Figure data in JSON
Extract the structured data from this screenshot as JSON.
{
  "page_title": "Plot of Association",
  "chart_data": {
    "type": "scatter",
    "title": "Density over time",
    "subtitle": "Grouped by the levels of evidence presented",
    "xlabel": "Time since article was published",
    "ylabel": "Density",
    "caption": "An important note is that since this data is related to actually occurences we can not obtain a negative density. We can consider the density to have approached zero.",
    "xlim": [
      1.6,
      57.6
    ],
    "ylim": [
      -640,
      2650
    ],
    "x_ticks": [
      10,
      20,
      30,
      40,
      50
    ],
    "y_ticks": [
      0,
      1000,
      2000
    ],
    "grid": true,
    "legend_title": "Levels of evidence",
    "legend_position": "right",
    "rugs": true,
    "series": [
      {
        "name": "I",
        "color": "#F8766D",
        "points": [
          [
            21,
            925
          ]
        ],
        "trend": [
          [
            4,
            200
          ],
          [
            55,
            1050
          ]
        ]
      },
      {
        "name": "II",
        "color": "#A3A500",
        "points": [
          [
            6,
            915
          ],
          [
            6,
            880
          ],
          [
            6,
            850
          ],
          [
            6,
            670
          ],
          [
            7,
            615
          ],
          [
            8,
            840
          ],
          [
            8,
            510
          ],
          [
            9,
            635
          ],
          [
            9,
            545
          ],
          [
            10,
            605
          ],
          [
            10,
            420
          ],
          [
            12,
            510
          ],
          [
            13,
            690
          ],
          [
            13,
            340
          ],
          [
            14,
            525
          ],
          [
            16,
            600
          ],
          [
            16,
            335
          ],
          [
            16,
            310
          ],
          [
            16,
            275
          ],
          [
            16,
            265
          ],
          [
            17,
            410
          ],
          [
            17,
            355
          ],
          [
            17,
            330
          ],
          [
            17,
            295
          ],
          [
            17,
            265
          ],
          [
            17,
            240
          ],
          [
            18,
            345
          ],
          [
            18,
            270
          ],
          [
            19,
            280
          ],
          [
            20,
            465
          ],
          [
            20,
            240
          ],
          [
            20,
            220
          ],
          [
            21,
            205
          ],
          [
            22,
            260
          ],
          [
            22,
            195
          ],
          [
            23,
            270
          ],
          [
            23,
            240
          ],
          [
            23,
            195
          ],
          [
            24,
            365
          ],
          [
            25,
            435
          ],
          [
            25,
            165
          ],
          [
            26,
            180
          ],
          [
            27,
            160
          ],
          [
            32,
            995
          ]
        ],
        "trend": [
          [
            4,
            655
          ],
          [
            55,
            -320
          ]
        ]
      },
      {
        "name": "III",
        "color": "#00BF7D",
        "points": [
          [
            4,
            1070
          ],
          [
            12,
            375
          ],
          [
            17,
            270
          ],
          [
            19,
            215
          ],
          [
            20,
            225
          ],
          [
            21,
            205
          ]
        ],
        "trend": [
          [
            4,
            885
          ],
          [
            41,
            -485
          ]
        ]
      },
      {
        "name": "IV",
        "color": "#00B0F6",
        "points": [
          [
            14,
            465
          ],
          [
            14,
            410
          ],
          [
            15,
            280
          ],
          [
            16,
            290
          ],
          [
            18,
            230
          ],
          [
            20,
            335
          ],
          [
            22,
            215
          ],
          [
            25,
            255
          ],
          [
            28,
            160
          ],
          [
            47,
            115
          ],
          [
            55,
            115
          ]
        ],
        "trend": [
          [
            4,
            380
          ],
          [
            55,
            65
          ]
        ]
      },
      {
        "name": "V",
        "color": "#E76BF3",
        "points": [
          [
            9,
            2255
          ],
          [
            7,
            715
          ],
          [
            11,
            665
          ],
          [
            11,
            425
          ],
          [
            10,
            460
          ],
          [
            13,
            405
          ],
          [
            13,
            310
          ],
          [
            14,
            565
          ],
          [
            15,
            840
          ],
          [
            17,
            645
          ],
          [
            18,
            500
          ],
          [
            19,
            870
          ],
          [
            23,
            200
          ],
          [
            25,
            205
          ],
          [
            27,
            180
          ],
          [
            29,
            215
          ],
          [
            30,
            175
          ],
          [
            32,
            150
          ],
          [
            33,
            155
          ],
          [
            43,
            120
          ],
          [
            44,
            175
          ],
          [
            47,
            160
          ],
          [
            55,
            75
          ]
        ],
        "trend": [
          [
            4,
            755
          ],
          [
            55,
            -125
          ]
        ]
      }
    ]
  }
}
---
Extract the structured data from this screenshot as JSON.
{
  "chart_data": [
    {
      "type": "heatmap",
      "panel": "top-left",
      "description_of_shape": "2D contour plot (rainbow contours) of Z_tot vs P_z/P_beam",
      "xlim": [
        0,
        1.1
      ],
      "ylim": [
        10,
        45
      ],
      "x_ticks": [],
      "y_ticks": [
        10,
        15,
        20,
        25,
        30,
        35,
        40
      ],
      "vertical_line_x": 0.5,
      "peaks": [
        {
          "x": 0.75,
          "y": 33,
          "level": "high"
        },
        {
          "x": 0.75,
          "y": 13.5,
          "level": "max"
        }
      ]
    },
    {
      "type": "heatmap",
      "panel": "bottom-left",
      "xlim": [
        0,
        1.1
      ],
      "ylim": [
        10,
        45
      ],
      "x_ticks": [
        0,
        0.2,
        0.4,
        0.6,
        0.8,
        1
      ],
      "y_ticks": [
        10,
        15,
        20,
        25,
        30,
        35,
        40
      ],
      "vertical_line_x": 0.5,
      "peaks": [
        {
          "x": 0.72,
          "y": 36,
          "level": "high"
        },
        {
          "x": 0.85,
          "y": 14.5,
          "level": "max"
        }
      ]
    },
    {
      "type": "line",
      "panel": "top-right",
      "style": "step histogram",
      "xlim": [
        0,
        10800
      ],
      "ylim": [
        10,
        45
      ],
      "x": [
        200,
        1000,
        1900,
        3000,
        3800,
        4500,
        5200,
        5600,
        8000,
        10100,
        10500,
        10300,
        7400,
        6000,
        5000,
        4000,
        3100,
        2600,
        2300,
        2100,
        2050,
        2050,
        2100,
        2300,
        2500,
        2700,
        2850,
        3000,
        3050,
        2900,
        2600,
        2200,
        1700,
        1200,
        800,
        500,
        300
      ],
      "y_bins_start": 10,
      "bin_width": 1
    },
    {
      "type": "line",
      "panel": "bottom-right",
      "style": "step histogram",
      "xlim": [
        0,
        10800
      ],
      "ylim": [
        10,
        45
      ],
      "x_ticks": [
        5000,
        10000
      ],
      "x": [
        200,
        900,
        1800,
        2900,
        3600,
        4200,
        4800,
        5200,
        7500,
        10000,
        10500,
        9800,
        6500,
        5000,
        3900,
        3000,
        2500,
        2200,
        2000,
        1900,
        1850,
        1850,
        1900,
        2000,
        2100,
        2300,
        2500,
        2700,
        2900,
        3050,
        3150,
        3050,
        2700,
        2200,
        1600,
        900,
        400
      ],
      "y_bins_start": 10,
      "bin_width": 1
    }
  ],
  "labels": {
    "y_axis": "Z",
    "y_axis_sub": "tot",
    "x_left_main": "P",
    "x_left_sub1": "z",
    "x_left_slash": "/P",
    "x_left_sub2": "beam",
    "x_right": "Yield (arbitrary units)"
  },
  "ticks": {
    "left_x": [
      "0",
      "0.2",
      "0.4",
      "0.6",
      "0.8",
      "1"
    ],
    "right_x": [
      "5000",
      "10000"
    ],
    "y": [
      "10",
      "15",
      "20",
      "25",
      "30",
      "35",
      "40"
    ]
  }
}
...
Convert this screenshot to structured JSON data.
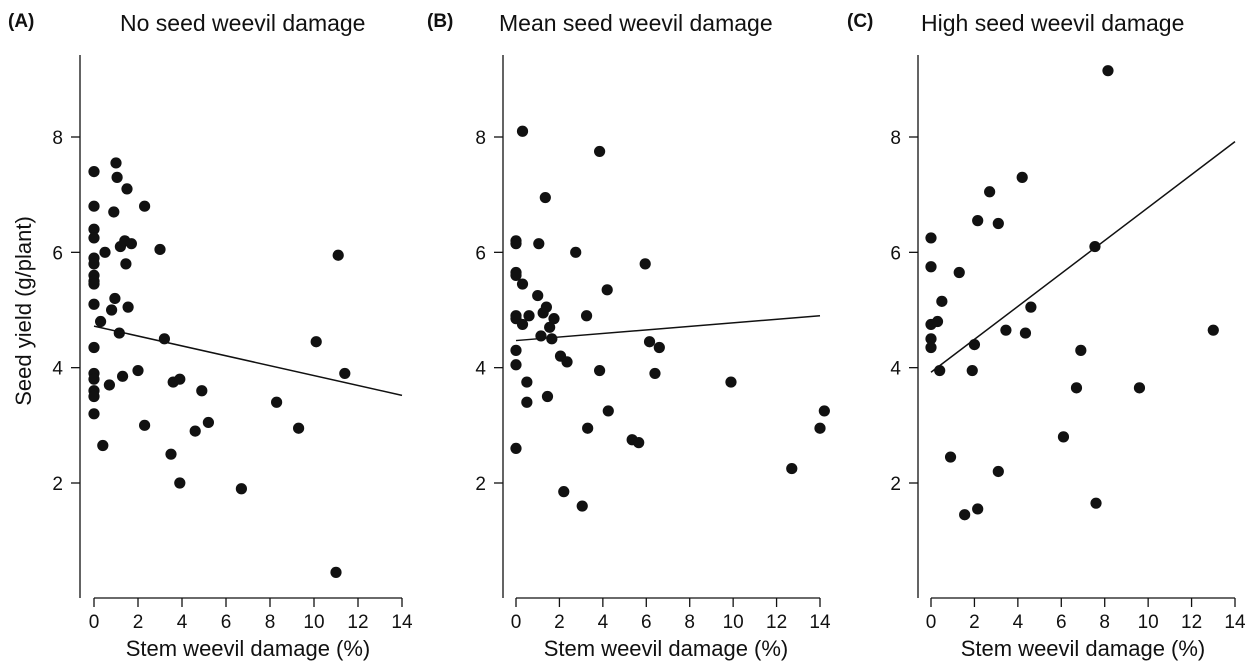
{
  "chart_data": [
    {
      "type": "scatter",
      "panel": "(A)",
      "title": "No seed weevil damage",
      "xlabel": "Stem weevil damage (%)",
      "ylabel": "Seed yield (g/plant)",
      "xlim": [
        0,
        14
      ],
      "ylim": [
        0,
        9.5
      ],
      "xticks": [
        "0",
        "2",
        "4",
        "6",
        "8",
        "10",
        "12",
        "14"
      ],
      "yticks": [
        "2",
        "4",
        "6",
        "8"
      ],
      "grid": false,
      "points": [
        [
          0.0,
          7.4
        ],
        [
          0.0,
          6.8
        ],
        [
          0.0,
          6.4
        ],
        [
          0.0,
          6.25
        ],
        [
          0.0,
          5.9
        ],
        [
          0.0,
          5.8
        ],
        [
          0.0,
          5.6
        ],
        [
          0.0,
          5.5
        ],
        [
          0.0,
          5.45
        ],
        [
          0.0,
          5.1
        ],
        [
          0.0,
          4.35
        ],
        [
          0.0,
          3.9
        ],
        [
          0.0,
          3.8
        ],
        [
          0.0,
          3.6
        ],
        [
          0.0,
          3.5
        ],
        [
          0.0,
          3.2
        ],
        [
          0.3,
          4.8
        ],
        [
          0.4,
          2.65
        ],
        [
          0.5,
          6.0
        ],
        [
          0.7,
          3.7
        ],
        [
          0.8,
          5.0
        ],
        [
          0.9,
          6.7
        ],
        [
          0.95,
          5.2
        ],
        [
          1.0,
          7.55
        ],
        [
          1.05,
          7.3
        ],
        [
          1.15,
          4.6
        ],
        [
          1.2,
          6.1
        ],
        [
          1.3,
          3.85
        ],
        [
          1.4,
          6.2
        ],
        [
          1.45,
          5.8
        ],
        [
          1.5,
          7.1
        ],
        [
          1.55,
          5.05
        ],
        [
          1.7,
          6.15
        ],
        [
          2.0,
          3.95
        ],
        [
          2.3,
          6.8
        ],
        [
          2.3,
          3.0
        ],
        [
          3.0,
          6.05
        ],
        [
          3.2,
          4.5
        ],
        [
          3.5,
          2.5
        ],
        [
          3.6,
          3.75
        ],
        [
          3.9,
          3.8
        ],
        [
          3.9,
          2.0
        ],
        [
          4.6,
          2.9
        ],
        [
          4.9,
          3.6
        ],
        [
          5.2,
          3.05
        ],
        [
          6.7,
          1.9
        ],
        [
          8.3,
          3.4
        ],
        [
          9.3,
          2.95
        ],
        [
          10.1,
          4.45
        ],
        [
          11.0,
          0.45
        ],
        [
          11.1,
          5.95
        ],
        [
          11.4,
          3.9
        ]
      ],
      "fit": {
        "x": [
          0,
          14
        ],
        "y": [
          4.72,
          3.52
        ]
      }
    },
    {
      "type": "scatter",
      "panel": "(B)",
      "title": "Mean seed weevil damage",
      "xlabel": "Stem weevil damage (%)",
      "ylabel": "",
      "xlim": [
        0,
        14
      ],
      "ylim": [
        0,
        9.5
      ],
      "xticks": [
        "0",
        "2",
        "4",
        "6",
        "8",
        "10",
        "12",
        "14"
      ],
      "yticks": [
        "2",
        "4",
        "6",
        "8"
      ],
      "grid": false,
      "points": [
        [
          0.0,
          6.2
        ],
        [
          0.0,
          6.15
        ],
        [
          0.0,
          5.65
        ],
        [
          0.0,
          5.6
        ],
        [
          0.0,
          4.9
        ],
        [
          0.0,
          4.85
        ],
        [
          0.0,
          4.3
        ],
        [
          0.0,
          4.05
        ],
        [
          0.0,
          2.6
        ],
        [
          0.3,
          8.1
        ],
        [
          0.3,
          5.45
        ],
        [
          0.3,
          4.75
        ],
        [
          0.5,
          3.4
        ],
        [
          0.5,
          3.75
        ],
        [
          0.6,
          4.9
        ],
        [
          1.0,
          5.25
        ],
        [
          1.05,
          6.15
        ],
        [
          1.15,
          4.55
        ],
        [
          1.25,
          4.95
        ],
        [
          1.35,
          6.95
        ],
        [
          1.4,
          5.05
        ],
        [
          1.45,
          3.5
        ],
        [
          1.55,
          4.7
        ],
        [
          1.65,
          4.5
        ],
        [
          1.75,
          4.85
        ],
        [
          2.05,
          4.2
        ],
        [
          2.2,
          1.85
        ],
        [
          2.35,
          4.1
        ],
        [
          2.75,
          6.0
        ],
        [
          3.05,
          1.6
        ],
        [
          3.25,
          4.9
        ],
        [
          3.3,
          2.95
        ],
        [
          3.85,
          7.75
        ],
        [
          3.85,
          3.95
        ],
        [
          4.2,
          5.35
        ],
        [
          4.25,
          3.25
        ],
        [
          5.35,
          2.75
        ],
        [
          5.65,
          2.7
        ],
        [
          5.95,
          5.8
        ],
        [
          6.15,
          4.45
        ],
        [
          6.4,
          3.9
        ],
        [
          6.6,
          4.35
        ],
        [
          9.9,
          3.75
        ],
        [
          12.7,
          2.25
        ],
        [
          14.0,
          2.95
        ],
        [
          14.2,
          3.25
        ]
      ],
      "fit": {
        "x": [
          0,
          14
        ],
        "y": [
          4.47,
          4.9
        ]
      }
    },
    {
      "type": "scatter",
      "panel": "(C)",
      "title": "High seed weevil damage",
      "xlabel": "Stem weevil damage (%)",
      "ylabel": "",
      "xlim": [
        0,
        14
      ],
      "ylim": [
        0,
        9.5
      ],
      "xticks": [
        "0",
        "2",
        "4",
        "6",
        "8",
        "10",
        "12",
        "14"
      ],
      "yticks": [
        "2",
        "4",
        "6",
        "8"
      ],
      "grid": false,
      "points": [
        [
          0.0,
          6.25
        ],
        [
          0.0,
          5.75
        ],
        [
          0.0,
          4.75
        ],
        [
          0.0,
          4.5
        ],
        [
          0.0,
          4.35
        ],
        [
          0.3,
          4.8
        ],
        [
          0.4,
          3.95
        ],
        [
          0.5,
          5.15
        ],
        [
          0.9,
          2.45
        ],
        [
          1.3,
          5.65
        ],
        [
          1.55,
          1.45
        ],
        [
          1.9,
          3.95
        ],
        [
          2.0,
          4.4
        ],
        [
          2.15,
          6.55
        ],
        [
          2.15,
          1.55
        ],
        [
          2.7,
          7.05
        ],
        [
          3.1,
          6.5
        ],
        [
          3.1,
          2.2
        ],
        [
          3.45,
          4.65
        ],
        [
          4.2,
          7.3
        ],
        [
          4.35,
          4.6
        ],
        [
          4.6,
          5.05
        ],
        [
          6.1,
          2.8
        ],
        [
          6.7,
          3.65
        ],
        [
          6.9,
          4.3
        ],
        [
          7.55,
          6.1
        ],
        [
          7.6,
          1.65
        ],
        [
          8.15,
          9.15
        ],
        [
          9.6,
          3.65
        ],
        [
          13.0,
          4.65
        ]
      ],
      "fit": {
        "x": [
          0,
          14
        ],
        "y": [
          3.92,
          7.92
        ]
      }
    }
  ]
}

**TASK TO COMPLETE**
Answer with a single number: the count of lines holding the word "ylabel".

**RESPONSE TO THIS EXERCISE**
4